_What is being asked_
Repeat the listing word for word. No pictures belong in the copy.

---------- Data for this task

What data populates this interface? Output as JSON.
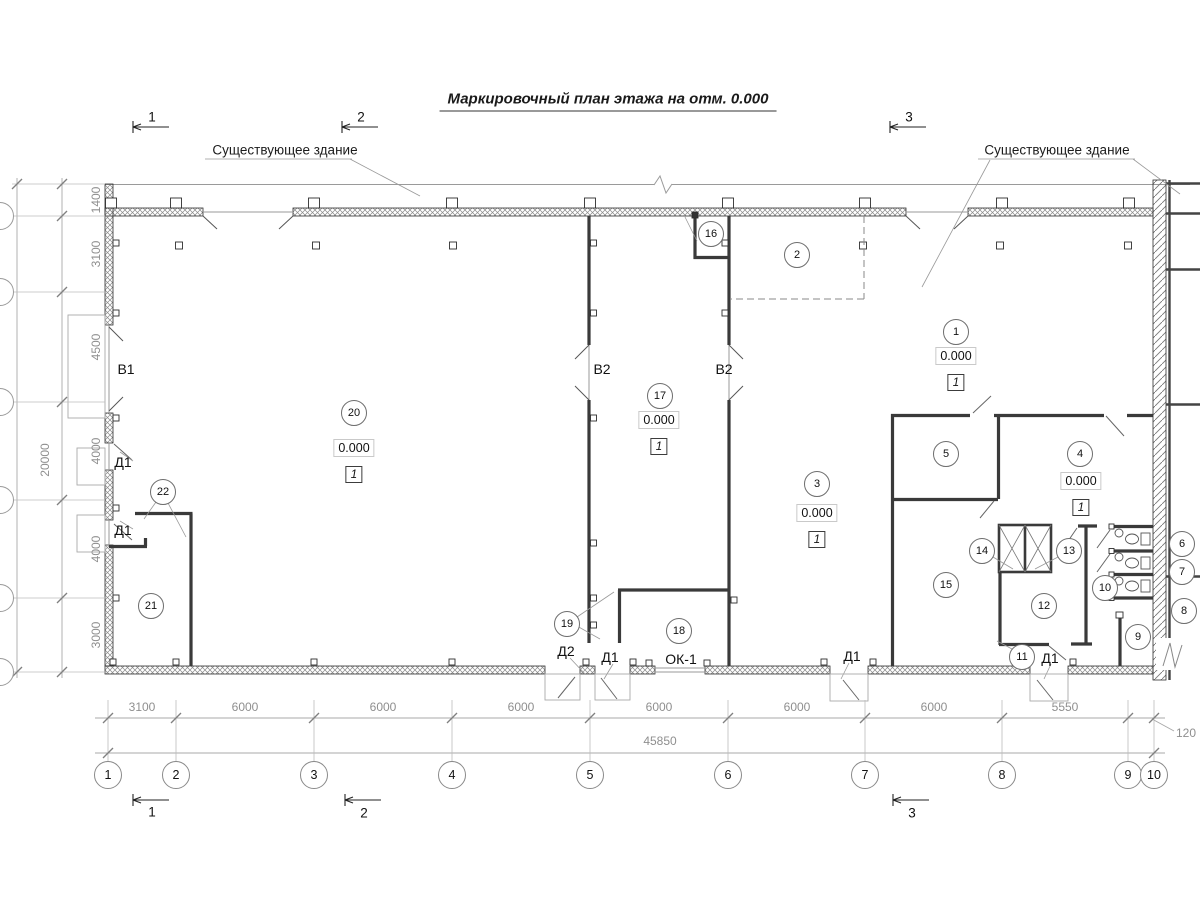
{
  "title": "Маркировочный план этажа на отм. 0.000",
  "annotations": {
    "existing_left": "Существующее здание",
    "existing_right": "Существующее здание"
  },
  "section_marks_top": [
    {
      "label": "1",
      "x": 152,
      "y": 117
    },
    {
      "label": "2",
      "x": 361,
      "y": 117
    },
    {
      "label": "3",
      "x": 909,
      "y": 117
    }
  ],
  "section_marks_bottom": [
    {
      "label": "1",
      "x": 152,
      "y": 812
    },
    {
      "label": "2",
      "x": 364,
      "y": 813
    },
    {
      "label": "3",
      "x": 912,
      "y": 813
    }
  ],
  "rooms": [
    {
      "number": "1",
      "x": 956,
      "y": 332
    },
    {
      "number": "2",
      "x": 797,
      "y": 255
    },
    {
      "number": "3",
      "x": 817,
      "y": 484
    },
    {
      "number": "4",
      "x": 1080,
      "y": 454
    },
    {
      "number": "5",
      "x": 946,
      "y": 454
    },
    {
      "number": "6",
      "x": 1182,
      "y": 544
    },
    {
      "number": "7",
      "x": 1182,
      "y": 572
    },
    {
      "number": "8",
      "x": 1184,
      "y": 611
    },
    {
      "number": "9",
      "x": 1138,
      "y": 637
    },
    {
      "number": "10",
      "x": 1105,
      "y": 588
    },
    {
      "number": "11",
      "x": 1022,
      "y": 657
    },
    {
      "number": "12",
      "x": 1044,
      "y": 606
    },
    {
      "number": "13",
      "x": 1069,
      "y": 551
    },
    {
      "number": "14",
      "x": 982,
      "y": 551
    },
    {
      "number": "15",
      "x": 946,
      "y": 585
    },
    {
      "number": "16",
      "x": 711,
      "y": 234
    },
    {
      "number": "17",
      "x": 660,
      "y": 396
    },
    {
      "number": "18",
      "x": 679,
      "y": 631
    },
    {
      "number": "19",
      "x": 567,
      "y": 624
    },
    {
      "number": "20",
      "x": 354,
      "y": 413
    },
    {
      "number": "21",
      "x": 151,
      "y": 606
    },
    {
      "number": "22",
      "x": 163,
      "y": 492
    }
  ],
  "elevations": [
    {
      "value": "0.000",
      "floor": "1",
      "x": 354,
      "y": 449
    },
    {
      "value": "0.000",
      "floor": "1",
      "x": 659,
      "y": 421
    },
    {
      "value": "0.000",
      "floor": "1",
      "x": 956,
      "y": 357
    },
    {
      "value": "0.000",
      "floor": "1",
      "x": 817,
      "y": 514
    },
    {
      "value": "0.000",
      "floor": "1",
      "x": 1081,
      "y": 482
    }
  ],
  "opening_labels": [
    {
      "label": "В1",
      "x": 126,
      "y": 369
    },
    {
      "label": "В2",
      "x": 602,
      "y": 369
    },
    {
      "label": "В2",
      "x": 724,
      "y": 369
    },
    {
      "label": "Д1",
      "x": 123,
      "y": 462
    },
    {
      "label": "Д1",
      "x": 123,
      "y": 530
    },
    {
      "label": "Д2",
      "x": 566,
      "y": 651
    },
    {
      "label": "Д1",
      "x": 610,
      "y": 657
    },
    {
      "label": "ОК-1",
      "x": 681,
      "y": 659
    },
    {
      "label": "Д1",
      "x": 852,
      "y": 656
    },
    {
      "label": "Д1",
      "x": 1050,
      "y": 658
    }
  ],
  "dims_bottom": {
    "segments": [
      {
        "label": "3100",
        "x": 142,
        "y": 707
      },
      {
        "label": "6000",
        "x": 245,
        "y": 707
      },
      {
        "label": "6000",
        "x": 383,
        "y": 707
      },
      {
        "label": "6000",
        "x": 521,
        "y": 707
      },
      {
        "label": "6000",
        "x": 659,
        "y": 707
      },
      {
        "label": "6000",
        "x": 797,
        "y": 707
      },
      {
        "label": "6000",
        "x": 934,
        "y": 707
      },
      {
        "label": "5550",
        "x": 1065,
        "y": 707
      }
    ],
    "extra": {
      "label": "120",
      "x": 1186,
      "y": 733
    },
    "total": {
      "label": "45850",
      "x": 660,
      "y": 741
    }
  },
  "axes_bottom": [
    {
      "label": "1",
      "x": 108,
      "y": 775
    },
    {
      "label": "2",
      "x": 176,
      "y": 775
    },
    {
      "label": "3",
      "x": 314,
      "y": 775
    },
    {
      "label": "4",
      "x": 452,
      "y": 775
    },
    {
      "label": "5",
      "x": 590,
      "y": 775
    },
    {
      "label": "6",
      "x": 728,
      "y": 775
    },
    {
      "label": "7",
      "x": 865,
      "y": 775
    },
    {
      "label": "8",
      "x": 1002,
      "y": 775
    },
    {
      "label": "9",
      "x": 1128,
      "y": 775
    },
    {
      "label": "10",
      "x": 1154,
      "y": 775
    }
  ],
  "dims_left": {
    "segments": [
      {
        "label": "1400",
        "x": 96,
        "y": 200
      },
      {
        "label": "3100",
        "x": 96,
        "y": 254
      },
      {
        "label": "4500",
        "x": 96,
        "y": 347
      },
      {
        "label": "4000",
        "x": 96,
        "y": 451
      },
      {
        "label": "4000",
        "x": 96,
        "y": 549
      },
      {
        "label": "3000",
        "x": 96,
        "y": 635
      }
    ],
    "total": {
      "label": "20000",
      "x": 45,
      "y": 460
    }
  },
  "axes_left": [
    {
      "label": "",
      "x": 0,
      "y": 216
    },
    {
      "label": "",
      "x": 0,
      "y": 292
    },
    {
      "label": "",
      "x": 0,
      "y": 402
    },
    {
      "label": "",
      "x": 0,
      "y": 500
    },
    {
      "label": "",
      "x": 0,
      "y": 598
    },
    {
      "label": "",
      "x": 0,
      "y": 672
    }
  ],
  "colors": {
    "wall_stroke": "#2e2e2e",
    "partition": "#3a3a3a",
    "dim_text": "#8f8f8f",
    "thin_line": "#9a9a9a"
  }
}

--------------------

_Result for this task_
What data populates this interface? Output as JSON.
{
  "title": "Маркировочный план этажа на отм. 0.000",
  "annotations": {
    "existing_left": "Существующее здание",
    "existing_right": "Существующее здание"
  },
  "section_marks_top": [
    {
      "label": "1",
      "x": 152,
      "y": 117
    },
    {
      "label": "2",
      "x": 361,
      "y": 117
    },
    {
      "label": "3",
      "x": 909,
      "y": 117
    }
  ],
  "section_marks_bottom": [
    {
      "label": "1",
      "x": 152,
      "y": 812
    },
    {
      "label": "2",
      "x": 364,
      "y": 813
    },
    {
      "label": "3",
      "x": 912,
      "y": 813
    }
  ],
  "rooms": [
    {
      "number": "1",
      "x": 956,
      "y": 332
    },
    {
      "number": "2",
      "x": 797,
      "y": 255
    },
    {
      "number": "3",
      "x": 817,
      "y": 484
    },
    {
      "number": "4",
      "x": 1080,
      "y": 454
    },
    {
      "number": "5",
      "x": 946,
      "y": 454
    },
    {
      "number": "6",
      "x": 1182,
      "y": 544
    },
    {
      "number": "7",
      "x": 1182,
      "y": 572
    },
    {
      "number": "8",
      "x": 1184,
      "y": 611
    },
    {
      "number": "9",
      "x": 1138,
      "y": 637
    },
    {
      "number": "10",
      "x": 1105,
      "y": 588
    },
    {
      "number": "11",
      "x": 1022,
      "y": 657
    },
    {
      "number": "12",
      "x": 1044,
      "y": 606
    },
    {
      "number": "13",
      "x": 1069,
      "y": 551
    },
    {
      "number": "14",
      "x": 982,
      "y": 551
    },
    {
      "number": "15",
      "x": 946,
      "y": 585
    },
    {
      "number": "16",
      "x": 711,
      "y": 234
    },
    {
      "number": "17",
      "x": 660,
      "y": 396
    },
    {
      "number": "18",
      "x": 679,
      "y": 631
    },
    {
      "number": "19",
      "x": 567,
      "y": 624
    },
    {
      "number": "20",
      "x": 354,
      "y": 413
    },
    {
      "number": "21",
      "x": 151,
      "y": 606
    },
    {
      "number": "22",
      "x": 163,
      "y": 492
    }
  ],
  "elevations": [
    {
      "value": "0.000",
      "floor": "1",
      "x": 354,
      "y": 449
    },
    {
      "value": "0.000",
      "floor": "1",
      "x": 659,
      "y": 421
    },
    {
      "value": "0.000",
      "floor": "1",
      "x": 956,
      "y": 357
    },
    {
      "value": "0.000",
      "floor": "1",
      "x": 817,
      "y": 514
    },
    {
      "value": "0.000",
      "floor": "1",
      "x": 1081,
      "y": 482
    }
  ],
  "opening_labels": [
    {
      "label": "В1",
      "x": 126,
      "y": 369
    },
    {
      "label": "В2",
      "x": 602,
      "y": 369
    },
    {
      "label": "В2",
      "x": 724,
      "y": 369
    },
    {
      "label": "Д1",
      "x": 123,
      "y": 462
    },
    {
      "label": "Д1",
      "x": 123,
      "y": 530
    },
    {
      "label": "Д2",
      "x": 566,
      "y": 651
    },
    {
      "label": "Д1",
      "x": 610,
      "y": 657
    },
    {
      "label": "ОК-1",
      "x": 681,
      "y": 659
    },
    {
      "label": "Д1",
      "x": 852,
      "y": 656
    },
    {
      "label": "Д1",
      "x": 1050,
      "y": 658
    }
  ],
  "dims_bottom": {
    "segments": [
      {
        "label": "3100",
        "x": 142,
        "y": 707
      },
      {
        "label": "6000",
        "x": 245,
        "y": 707
      },
      {
        "label": "6000",
        "x": 383,
        "y": 707
      },
      {
        "label": "6000",
        "x": 521,
        "y": 707
      },
      {
        "label": "6000",
        "x": 659,
        "y": 707
      },
      {
        "label": "6000",
        "x": 797,
        "y": 707
      },
      {
        "label": "6000",
        "x": 934,
        "y": 707
      },
      {
        "label": "5550",
        "x": 1065,
        "y": 707
      }
    ],
    "extra": {
      "label": "120",
      "x": 1186,
      "y": 733
    },
    "total": {
      "label": "45850",
      "x": 660,
      "y": 741
    }
  },
  "axes_bottom": [
    {
      "label": "1",
      "x": 108,
      "y": 775
    },
    {
      "label": "2",
      "x": 176,
      "y": 775
    },
    {
      "label": "3",
      "x": 314,
      "y": 775
    },
    {
      "label": "4",
      "x": 452,
      "y": 775
    },
    {
      "label": "5",
      "x": 590,
      "y": 775
    },
    {
      "label": "6",
      "x": 728,
      "y": 775
    },
    {
      "label": "7",
      "x": 865,
      "y": 775
    },
    {
      "label": "8",
      "x": 1002,
      "y": 775
    },
    {
      "label": "9",
      "x": 1128,
      "y": 775
    },
    {
      "label": "10",
      "x": 1154,
      "y": 775
    }
  ],
  "dims_left": {
    "segments": [
      {
        "label": "1400",
        "x": 96,
        "y": 200
      },
      {
        "label": "3100",
        "x": 96,
        "y": 254
      },
      {
        "label": "4500",
        "x": 96,
        "y": 347
      },
      {
        "label": "4000",
        "x": 96,
        "y": 451
      },
      {
        "label": "4000",
        "x": 96,
        "y": 549
      },
      {
        "label": "3000",
        "x": 96,
        "y": 635
      }
    ],
    "total": {
      "label": "20000",
      "x": 45,
      "y": 460
    }
  },
  "axes_left": [
    {
      "label": "",
      "x": 0,
      "y": 216
    },
    {
      "label": "",
      "x": 0,
      "y": 292
    },
    {
      "label": "",
      "x": 0,
      "y": 402
    },
    {
      "label": "",
      "x": 0,
      "y": 500
    },
    {
      "label": "",
      "x": 0,
      "y": 598
    },
    {
      "label": "",
      "x": 0,
      "y": 672
    }
  ],
  "colors": {
    "wall_stroke": "#2e2e2e",
    "partition": "#3a3a3a",
    "dim_text": "#8f8f8f",
    "thin_line": "#9a9a9a"
  }
}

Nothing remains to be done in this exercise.